WHAT THE TASK REQUIRES
List, from the lines below, each one with "another" in it.

--- START OF STORED RECORDS ---

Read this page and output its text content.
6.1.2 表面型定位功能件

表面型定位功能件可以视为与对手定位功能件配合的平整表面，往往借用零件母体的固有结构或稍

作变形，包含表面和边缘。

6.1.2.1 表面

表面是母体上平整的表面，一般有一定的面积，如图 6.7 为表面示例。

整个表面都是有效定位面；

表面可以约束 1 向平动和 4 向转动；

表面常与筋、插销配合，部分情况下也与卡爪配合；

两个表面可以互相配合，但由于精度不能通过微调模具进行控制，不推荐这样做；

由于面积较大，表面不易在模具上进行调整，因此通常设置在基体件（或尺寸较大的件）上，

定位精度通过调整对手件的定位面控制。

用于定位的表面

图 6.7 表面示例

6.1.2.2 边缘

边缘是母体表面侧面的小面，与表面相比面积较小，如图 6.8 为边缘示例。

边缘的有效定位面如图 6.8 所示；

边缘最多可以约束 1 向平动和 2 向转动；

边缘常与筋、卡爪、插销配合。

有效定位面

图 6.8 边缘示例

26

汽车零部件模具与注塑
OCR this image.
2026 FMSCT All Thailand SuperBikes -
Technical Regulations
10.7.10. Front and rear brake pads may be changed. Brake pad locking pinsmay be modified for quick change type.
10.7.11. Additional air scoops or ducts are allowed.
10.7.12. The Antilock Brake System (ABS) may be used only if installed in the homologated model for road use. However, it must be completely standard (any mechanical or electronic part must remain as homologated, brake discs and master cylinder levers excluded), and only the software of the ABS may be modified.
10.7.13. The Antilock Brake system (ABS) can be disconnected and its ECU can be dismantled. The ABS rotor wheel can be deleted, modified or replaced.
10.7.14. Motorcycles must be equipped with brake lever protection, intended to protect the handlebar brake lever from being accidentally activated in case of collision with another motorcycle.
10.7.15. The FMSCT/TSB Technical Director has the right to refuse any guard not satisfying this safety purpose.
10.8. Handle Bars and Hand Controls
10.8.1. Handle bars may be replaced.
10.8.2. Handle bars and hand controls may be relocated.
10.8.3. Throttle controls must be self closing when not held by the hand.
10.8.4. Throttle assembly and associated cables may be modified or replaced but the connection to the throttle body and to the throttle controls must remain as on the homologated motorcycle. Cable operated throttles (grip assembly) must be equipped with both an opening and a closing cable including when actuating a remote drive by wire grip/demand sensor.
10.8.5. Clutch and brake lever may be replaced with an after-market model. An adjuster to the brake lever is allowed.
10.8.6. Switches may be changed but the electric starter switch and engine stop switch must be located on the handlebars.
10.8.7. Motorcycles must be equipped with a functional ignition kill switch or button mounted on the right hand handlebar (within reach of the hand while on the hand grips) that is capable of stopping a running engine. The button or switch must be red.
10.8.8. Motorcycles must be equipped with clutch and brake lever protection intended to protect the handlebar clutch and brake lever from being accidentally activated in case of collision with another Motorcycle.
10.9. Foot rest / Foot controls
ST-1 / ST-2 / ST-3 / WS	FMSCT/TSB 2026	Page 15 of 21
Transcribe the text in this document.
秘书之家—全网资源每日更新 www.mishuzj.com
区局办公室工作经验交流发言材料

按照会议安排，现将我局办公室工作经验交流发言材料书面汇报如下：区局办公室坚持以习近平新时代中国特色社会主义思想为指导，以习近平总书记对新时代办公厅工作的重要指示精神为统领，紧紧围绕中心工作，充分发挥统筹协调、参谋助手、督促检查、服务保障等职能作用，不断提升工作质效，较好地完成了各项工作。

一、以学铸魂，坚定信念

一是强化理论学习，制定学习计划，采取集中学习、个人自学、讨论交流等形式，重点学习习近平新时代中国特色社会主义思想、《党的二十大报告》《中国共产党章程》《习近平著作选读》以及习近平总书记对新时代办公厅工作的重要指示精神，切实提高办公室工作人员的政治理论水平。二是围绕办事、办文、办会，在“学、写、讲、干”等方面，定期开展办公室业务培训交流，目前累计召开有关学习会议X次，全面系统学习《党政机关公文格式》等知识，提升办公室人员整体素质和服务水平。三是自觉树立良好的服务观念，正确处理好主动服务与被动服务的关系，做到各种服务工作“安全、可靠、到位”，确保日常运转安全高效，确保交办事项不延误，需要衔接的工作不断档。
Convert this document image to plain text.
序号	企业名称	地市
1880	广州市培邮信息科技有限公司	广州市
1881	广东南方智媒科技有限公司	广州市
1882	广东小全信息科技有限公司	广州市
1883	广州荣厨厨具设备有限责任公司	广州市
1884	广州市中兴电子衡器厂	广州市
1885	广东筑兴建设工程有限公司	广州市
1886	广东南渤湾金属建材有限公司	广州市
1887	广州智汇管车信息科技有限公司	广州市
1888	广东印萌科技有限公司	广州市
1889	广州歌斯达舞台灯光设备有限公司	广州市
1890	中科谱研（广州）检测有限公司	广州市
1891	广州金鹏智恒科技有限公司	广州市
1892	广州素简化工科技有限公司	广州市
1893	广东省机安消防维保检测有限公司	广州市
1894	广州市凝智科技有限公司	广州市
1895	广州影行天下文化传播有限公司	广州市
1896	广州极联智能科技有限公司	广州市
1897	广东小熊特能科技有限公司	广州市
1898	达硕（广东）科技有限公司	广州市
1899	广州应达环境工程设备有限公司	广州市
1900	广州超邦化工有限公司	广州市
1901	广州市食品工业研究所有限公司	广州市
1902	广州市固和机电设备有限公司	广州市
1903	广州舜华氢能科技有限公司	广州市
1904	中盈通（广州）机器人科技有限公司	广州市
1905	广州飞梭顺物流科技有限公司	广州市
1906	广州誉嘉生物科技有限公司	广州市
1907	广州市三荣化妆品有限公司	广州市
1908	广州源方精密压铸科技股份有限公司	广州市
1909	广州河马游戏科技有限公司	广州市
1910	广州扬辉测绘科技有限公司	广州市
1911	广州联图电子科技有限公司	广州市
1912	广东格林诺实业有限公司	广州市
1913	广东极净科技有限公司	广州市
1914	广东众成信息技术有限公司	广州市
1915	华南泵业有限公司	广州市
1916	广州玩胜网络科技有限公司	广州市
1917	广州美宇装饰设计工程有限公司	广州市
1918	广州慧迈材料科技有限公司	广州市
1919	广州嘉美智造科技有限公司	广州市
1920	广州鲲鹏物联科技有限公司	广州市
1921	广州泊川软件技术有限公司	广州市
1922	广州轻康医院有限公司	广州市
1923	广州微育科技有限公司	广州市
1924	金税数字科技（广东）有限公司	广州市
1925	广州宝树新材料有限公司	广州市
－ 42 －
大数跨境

--- END OF STORED RECORDS ---

RESULT BELOW
10.7.14. Motorcycles must be equipped with brake lever protection, intended to protect the handlebar brake lever from being accidentally activated in case of collision with another motorcycle.
10.8.8. Motorcycles must be equipped with clutch and brake lever protection intended to protect the handlebar clutch and brake lever from being accidentally activated in case of collision with another Motorcycle.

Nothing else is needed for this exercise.